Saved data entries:
• • • • •
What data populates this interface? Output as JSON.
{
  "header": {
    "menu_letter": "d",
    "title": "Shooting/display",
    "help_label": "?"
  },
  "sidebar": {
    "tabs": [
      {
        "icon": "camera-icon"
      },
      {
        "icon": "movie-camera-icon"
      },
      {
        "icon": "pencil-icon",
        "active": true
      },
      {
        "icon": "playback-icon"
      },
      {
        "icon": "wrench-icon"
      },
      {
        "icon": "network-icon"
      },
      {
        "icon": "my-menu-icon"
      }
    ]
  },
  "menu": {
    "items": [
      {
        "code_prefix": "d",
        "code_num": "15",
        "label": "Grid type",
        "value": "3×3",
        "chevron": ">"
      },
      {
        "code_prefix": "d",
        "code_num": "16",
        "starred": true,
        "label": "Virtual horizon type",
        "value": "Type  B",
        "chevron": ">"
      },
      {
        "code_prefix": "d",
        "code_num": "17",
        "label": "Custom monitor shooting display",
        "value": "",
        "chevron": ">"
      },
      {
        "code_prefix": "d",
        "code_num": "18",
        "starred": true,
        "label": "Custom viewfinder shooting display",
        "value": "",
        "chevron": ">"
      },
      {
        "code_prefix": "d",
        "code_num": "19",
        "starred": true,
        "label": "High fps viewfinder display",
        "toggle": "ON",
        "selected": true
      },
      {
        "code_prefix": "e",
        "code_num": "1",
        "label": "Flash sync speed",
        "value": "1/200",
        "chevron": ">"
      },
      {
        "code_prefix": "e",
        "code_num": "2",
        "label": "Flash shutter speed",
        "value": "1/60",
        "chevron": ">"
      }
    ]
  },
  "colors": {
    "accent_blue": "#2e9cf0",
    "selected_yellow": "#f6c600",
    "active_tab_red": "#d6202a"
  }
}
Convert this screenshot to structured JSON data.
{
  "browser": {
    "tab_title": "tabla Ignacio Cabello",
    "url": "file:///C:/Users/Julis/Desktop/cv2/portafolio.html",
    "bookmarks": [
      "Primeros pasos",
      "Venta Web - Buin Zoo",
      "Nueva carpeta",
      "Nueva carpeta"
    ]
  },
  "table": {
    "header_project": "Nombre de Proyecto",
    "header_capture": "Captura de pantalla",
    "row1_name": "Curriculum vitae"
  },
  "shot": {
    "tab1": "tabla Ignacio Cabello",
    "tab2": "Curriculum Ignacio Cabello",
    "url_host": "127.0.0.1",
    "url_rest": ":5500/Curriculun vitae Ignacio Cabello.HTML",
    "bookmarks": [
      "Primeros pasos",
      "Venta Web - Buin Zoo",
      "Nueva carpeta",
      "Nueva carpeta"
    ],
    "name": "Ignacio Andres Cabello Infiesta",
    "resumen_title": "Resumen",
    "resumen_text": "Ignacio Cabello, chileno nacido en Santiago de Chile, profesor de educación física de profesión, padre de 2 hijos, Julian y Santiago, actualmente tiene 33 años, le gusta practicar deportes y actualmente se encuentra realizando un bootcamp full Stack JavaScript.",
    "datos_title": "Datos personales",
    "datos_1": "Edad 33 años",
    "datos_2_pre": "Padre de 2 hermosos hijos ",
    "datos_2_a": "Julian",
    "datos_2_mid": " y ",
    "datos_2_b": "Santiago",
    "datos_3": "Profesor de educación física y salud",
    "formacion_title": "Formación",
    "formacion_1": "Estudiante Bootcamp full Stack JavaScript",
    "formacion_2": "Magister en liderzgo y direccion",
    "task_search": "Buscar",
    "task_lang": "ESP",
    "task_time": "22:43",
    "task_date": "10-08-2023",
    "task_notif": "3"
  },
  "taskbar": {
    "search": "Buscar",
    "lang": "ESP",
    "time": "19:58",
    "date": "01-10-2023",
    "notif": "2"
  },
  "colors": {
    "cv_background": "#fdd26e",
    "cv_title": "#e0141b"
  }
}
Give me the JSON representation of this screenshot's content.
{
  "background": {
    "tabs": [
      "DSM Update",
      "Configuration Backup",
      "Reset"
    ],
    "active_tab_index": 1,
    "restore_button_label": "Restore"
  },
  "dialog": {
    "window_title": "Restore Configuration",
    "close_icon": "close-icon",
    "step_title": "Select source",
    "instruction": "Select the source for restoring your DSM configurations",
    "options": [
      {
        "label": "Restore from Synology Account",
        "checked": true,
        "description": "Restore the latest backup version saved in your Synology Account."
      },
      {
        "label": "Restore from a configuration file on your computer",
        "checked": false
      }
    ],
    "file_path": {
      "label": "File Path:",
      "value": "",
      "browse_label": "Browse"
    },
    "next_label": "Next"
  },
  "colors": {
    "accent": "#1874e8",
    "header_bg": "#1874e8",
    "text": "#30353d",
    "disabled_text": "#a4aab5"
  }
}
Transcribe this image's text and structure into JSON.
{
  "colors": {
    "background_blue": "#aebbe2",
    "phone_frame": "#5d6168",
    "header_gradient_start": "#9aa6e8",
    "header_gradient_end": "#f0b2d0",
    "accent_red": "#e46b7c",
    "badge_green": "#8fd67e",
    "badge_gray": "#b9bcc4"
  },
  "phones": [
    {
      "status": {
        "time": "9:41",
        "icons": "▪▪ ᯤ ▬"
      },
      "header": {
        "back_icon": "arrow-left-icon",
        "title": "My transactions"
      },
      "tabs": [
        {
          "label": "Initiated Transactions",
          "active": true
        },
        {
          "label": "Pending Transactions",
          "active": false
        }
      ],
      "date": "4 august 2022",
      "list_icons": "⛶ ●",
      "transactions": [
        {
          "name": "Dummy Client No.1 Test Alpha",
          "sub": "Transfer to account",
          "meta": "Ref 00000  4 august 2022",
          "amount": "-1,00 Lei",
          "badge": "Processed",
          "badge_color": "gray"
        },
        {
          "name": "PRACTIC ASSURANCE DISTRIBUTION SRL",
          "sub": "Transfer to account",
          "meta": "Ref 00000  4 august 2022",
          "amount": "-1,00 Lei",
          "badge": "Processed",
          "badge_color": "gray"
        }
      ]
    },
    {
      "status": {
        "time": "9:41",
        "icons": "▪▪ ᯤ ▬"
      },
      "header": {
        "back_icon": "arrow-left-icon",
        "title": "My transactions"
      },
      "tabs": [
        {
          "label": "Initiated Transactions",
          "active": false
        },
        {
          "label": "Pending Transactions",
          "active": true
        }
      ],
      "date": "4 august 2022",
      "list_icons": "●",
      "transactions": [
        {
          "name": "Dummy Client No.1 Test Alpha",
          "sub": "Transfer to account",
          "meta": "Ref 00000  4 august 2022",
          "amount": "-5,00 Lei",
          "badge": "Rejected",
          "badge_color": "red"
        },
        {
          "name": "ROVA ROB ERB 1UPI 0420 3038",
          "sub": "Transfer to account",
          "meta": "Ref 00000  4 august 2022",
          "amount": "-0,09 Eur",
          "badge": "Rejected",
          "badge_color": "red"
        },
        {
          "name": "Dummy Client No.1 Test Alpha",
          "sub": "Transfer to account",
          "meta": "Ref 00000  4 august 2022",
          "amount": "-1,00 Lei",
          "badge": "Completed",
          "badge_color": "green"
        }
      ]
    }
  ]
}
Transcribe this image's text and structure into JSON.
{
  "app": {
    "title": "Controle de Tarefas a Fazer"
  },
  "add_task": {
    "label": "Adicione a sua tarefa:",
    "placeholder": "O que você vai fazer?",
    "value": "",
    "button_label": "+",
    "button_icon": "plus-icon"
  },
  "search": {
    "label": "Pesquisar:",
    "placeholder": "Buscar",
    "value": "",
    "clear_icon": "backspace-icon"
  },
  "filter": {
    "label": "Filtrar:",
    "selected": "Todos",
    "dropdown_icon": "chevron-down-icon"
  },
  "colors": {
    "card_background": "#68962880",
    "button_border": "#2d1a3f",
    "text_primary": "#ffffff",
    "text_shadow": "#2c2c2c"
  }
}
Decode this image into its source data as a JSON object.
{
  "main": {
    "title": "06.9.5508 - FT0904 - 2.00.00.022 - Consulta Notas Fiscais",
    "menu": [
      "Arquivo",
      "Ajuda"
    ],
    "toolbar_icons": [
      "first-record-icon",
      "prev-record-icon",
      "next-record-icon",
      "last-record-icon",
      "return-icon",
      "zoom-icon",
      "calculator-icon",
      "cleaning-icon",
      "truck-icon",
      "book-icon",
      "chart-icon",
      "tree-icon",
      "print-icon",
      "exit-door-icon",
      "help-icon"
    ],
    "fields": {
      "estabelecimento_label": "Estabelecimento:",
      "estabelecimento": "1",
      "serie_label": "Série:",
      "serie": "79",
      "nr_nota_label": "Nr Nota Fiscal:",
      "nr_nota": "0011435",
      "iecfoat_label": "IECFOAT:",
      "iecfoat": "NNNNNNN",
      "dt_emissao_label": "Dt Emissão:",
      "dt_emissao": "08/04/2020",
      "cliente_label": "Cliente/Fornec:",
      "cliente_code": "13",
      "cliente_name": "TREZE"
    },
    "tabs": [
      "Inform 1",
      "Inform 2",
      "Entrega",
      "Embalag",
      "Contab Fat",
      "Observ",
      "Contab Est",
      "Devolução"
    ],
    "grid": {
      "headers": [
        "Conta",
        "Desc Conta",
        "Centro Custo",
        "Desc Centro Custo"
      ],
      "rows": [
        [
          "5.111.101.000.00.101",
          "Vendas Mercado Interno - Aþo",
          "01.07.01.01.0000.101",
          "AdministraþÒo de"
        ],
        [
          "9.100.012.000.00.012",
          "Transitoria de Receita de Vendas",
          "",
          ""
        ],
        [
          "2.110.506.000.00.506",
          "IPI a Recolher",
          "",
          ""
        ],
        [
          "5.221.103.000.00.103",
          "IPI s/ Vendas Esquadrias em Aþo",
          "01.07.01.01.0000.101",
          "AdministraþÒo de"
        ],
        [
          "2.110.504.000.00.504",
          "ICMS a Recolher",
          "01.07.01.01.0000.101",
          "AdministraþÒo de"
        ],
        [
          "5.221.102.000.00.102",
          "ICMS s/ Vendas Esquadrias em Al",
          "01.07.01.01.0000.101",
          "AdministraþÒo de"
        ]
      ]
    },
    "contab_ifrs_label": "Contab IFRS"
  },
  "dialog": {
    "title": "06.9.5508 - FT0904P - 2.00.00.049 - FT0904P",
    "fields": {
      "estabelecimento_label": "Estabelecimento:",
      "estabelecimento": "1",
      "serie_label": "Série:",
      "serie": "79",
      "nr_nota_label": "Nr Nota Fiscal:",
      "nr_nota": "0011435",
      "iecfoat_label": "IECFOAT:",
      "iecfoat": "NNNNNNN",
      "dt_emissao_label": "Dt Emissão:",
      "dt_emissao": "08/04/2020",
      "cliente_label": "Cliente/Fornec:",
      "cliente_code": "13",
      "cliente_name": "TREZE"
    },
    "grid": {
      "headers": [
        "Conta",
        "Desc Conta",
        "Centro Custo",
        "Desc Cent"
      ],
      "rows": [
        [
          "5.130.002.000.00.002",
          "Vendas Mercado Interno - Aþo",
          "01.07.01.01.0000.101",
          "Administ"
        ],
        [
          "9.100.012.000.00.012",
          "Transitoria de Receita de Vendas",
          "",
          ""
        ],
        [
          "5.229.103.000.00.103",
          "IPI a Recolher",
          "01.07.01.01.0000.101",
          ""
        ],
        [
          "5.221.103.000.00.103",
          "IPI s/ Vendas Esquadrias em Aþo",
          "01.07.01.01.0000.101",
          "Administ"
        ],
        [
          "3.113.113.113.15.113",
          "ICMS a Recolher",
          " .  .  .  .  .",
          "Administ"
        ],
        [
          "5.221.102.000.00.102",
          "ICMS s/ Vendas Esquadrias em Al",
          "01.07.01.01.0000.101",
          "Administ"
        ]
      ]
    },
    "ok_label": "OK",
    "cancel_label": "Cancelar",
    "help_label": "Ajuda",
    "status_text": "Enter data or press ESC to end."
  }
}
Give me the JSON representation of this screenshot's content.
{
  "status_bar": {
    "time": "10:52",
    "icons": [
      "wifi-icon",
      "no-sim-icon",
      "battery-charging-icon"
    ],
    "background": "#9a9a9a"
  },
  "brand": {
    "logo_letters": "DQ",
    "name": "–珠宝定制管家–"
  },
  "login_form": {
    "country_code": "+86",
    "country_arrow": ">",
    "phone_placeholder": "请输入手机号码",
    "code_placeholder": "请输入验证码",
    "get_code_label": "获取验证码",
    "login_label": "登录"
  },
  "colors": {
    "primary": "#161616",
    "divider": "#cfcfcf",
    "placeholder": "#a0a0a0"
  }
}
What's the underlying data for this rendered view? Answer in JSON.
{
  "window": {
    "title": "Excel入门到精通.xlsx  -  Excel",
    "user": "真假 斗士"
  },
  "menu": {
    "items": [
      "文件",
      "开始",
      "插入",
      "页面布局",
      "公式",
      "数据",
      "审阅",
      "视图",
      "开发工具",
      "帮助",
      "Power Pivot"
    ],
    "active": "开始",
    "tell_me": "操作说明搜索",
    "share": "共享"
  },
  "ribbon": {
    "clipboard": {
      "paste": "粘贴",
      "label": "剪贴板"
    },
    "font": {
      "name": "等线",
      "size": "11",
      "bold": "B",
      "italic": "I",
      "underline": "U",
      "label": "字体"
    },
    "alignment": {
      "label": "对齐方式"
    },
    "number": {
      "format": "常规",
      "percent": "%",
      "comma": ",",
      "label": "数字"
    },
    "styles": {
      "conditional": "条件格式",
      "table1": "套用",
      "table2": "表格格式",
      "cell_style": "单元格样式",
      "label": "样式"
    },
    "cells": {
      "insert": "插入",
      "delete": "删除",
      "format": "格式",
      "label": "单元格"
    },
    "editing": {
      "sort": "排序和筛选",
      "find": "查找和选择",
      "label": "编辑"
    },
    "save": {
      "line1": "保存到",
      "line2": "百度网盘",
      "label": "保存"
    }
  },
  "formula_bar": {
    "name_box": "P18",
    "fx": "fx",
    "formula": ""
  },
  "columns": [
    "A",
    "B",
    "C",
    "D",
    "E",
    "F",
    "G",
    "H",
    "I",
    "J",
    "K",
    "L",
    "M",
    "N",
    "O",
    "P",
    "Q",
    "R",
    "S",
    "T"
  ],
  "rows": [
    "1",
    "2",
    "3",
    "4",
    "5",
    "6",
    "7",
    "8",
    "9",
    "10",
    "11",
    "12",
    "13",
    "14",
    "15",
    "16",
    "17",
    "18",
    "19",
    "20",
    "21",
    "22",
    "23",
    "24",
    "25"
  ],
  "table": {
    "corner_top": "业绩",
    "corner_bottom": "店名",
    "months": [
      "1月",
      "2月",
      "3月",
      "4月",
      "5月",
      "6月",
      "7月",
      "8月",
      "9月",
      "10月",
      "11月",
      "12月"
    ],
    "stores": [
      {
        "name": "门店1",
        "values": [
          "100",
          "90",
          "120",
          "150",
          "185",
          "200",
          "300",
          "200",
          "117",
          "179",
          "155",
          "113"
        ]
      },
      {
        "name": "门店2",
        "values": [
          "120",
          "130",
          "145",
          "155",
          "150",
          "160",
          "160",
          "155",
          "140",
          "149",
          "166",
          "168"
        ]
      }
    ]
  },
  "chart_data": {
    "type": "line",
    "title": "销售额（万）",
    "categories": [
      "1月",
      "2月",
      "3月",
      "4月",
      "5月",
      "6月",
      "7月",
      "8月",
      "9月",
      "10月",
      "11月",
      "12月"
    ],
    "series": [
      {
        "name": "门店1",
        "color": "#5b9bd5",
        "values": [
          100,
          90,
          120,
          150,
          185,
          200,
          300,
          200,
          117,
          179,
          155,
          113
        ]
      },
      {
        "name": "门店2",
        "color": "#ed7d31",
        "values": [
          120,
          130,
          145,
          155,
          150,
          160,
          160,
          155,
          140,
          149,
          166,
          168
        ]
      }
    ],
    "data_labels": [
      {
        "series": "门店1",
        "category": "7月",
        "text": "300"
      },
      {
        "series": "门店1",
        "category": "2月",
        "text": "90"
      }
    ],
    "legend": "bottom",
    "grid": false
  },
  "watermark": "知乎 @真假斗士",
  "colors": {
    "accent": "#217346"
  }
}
• • • • •
■ TASK BRIEF ■
In the listing above, locate each line with "Julian" and copy it.

■ SOLUTION FOR THIS EXERCISE ■
    "resumen_text": "Ignacio Cabello, chileno nacido en Santiago de Chile, profesor de educación física de profesión, padre de 2 hijos, Julian y Santiago, actualmente tiene 33 años, le gusta practicar deportes y actualmente se encuentra realizando un bootcamp full Stack JavaScript.",
    "datos_2_a": "Julian",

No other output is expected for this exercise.